Stored entries:
· · ·
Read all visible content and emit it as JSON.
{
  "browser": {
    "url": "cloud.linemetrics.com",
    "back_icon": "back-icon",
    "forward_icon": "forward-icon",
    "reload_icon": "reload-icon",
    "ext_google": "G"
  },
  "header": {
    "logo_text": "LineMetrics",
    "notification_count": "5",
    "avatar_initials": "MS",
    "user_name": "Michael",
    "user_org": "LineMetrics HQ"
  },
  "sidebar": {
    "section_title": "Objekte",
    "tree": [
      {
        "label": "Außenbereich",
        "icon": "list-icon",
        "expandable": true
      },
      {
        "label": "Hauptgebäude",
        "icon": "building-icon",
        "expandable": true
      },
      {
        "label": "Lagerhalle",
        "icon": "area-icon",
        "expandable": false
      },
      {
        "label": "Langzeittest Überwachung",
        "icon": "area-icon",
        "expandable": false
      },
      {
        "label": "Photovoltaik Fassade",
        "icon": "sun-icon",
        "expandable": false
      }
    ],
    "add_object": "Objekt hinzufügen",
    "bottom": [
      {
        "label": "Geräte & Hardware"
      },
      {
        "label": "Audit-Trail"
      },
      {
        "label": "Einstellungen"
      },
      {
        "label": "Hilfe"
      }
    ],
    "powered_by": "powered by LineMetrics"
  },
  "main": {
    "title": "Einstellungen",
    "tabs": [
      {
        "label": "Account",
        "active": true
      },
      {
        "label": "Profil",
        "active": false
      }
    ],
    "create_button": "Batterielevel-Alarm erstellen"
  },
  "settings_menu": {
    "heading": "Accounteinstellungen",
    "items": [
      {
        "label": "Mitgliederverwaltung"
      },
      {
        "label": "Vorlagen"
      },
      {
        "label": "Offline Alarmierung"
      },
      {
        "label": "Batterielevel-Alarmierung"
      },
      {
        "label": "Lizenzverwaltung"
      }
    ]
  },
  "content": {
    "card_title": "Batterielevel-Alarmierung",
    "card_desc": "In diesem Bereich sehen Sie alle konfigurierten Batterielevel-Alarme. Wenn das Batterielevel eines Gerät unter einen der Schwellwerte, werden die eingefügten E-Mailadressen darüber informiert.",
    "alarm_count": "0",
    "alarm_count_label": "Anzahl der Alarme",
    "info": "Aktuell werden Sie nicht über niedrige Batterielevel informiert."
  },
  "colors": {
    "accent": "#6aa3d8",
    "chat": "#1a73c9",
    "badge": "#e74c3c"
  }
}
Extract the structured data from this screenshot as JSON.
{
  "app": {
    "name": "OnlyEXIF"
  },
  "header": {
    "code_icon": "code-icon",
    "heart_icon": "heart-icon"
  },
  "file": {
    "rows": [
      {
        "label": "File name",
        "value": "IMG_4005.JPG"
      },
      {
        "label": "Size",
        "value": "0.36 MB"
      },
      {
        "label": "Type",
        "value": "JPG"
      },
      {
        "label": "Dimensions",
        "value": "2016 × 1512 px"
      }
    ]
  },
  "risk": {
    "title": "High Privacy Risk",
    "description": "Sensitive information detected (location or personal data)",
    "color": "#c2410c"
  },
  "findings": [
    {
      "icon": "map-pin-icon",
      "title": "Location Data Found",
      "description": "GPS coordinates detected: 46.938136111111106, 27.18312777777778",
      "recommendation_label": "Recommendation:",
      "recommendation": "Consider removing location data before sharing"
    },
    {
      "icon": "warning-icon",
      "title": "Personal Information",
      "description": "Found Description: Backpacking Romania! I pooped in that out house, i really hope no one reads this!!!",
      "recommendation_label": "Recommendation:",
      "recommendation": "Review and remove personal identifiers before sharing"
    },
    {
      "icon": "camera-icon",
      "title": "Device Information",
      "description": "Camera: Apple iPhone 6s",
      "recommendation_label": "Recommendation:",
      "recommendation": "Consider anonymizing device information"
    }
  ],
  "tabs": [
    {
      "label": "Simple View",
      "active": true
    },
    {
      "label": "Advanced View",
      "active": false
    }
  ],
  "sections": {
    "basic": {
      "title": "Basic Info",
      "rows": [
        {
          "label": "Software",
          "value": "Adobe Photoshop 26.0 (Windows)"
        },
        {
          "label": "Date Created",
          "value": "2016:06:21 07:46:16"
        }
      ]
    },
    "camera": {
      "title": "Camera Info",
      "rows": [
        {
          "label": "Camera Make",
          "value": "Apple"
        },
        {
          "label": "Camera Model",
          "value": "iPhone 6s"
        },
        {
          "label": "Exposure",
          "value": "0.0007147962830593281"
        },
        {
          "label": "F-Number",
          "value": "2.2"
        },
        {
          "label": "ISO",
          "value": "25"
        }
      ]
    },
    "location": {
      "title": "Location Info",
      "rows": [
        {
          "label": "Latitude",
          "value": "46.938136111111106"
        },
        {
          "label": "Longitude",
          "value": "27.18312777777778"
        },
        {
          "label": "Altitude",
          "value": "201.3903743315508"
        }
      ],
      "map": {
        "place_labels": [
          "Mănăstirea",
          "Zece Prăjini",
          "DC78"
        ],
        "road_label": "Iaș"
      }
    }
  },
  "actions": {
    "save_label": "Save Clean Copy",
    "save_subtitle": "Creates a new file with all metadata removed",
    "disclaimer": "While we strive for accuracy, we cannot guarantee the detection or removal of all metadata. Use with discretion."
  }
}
· · ·
Task description: From the preceding material, extract every line exactly.

Worked answer:
Read all visible content and emit it as JSON.
{
  "browser": {
    "url": "cloud.linemetrics.com",
    "back_icon": "back-icon",
    "forward_icon": "forward-icon",
    "reload_icon": "reload-icon",
    "ext_google": "G"
  },
  "header": {
    "logo_text": "LineMetrics",
    "notification_count": "5",
    "avatar_initials": "MS",
    "user_name": "Michael",
    "user_org": "LineMetrics HQ"
  },
  "sidebar": {
    "section_title": "Objekte",
    "tree": [
      {
        "label": "Außenbereich",
        "icon": "list-icon",
        "expandable": true
      },
      {
        "label": "Hauptgebäude",
        "icon": "building-icon",
        "expandable": true
      },
      {
        "label": "Lagerhalle",
        "icon": "area-icon",
        "expandable": false
      },
      {
        "label": "Langzeittest Überwachung",
        "icon": "area-icon",
        "expandable": false
      },
      {
        "label": "Photovoltaik Fassade",
        "icon": "sun-icon",
        "expandable": false
      }
    ],
    "add_object": "Objekt hinzufügen",
    "bottom": [
      {
        "label": "Geräte & Hardware"
      },
      {
        "label": "Audit-Trail"
      },
      {
        "label": "Einstellungen"
      },
      {
        "label": "Hilfe"
      }
    ],
    "powered_by": "powered by LineMetrics"
  },
  "main": {
    "title": "Einstellungen",
    "tabs": [
      {
        "label": "Account",
        "active": true
      },
      {
        "label": "Profil",
        "active": false
      }
    ],
    "create_button": "Batterielevel-Alarm erstellen"
  },
  "settings_menu": {
    "heading": "Accounteinstellungen",
    "items": [
      {
        "label": "Mitgliederverwaltung"
      },
      {
        "label": "Vorlagen"
      },
      {
        "label": "Offline Alarmierung"
      },
      {
        "label": "Batterielevel-Alarmierung"
      },
      {
        "label": "Lizenzverwaltung"
      }
    ]
  },
  "content": {
    "card_title": "Batterielevel-Alarmierung",
    "card_desc": "In diesem Bereich sehen Sie alle konfigurierten Batterielevel-Alarme. Wenn das Batterielevel eines Gerät unter einen der Schwellwerte, werden die eingefügten E-Mailadressen darüber informiert.",
    "alarm_count": "0",
    "alarm_count_label": "Anzahl der Alarme",
    "info": "Aktuell werden Sie nicht über niedrige Batterielevel informiert."
  },
  "colors": {
    "accent": "#6aa3d8",
    "chat": "#1a73c9",
    "badge": "#e74c3c"
  }
}
Extract the structured data from this screenshot as JSON.
{
  "app": {
    "name": "OnlyEXIF"
  },
  "header": {
    "code_icon": "code-icon",
    "heart_icon": "heart-icon"
  },
  "file": {
    "rows": [
      {
        "label": "File name",
        "value": "IMG_4005.JPG"
      },
      {
        "label": "Size",
        "value": "0.36 MB"
      },
      {
        "label": "Type",
        "value": "JPG"
      },
      {
        "label": "Dimensions",
        "value": "2016 × 1512 px"
      }
    ]
  },
  "risk": {
    "title": "High Privacy Risk",
    "description": "Sensitive information detected (location or personal data)",
    "color": "#c2410c"
  },
  "findings": [
    {
      "icon": "map-pin-icon",
      "title": "Location Data Found",
      "description": "GPS coordinates detected: 46.938136111111106, 27.18312777777778",
      "recommendation_label": "Recommendation:",
      "recommendation": "Consider removing location data before sharing"
    },
    {
      "icon": "warning-icon",
      "title": "Personal Information",
      "description": "Found Description: Backpacking Romania! I pooped in that out house, i really hope no one reads this!!!",
      "recommendation_label": "Recommendation:",
      "recommendation": "Review and remove personal identifiers before sharing"
    },
    {
      "icon": "camera-icon",
      "title": "Device Information",
      "description": "Camera: Apple iPhone 6s",
      "recommendation_label": "Recommendation:",
      "recommendation": "Consider anonymizing device information"
    }
  ],
  "tabs": [
    {
      "label": "Simple View",
      "active": true
    },
    {
      "label": "Advanced View",
      "active": false
    }
  ],
  "sections": {
    "basic": {
      "title": "Basic Info",
      "rows": [
        {
          "label": "Software",
          "value": "Adobe Photoshop 26.0 (Windows)"
        },
        {
          "label": "Date Created",
          "value": "2016:06:21 07:46:16"
        }
      ]
    },
    "camera": {
      "title": "Camera Info",
      "rows": [
        {
          "label": "Camera Make",
          "value": "Apple"
        },
        {
          "label": "Camera Model",
          "value": "iPhone 6s"
        },
        {
          "label": "Exposure",
          "value": "0.0007147962830593281"
        },
        {
          "label": "F-Number",
          "value": "2.2"
        },
        {
          "label": "ISO",
          "value": "25"
        }
      ]
    },
    "location": {
      "title": "Location Info",
      "rows": [
        {
          "label": "Latitude",
          "value": "46.938136111111106"
        },
        {
          "label": "Longitude",
          "value": "27.18312777777778"
        },
        {
          "label": "Altitude",
          "value": "201.3903743315508"
        }
      ],
      "map": {
        "place_labels": [
          "Mănăstirea",
          "Zece Prăjini",
          "DC78"
        ],
        "road_label": "Iaș"
      }
    }
  },
  "actions": {
    "save_label": "Save Clean Copy",
    "save_subtitle": "Creates a new file with all metadata removed",
    "disclaimer": "While we strive for accuracy, we cannot guarantee the detection or removal of all metadata. Use with discretion."
  }
}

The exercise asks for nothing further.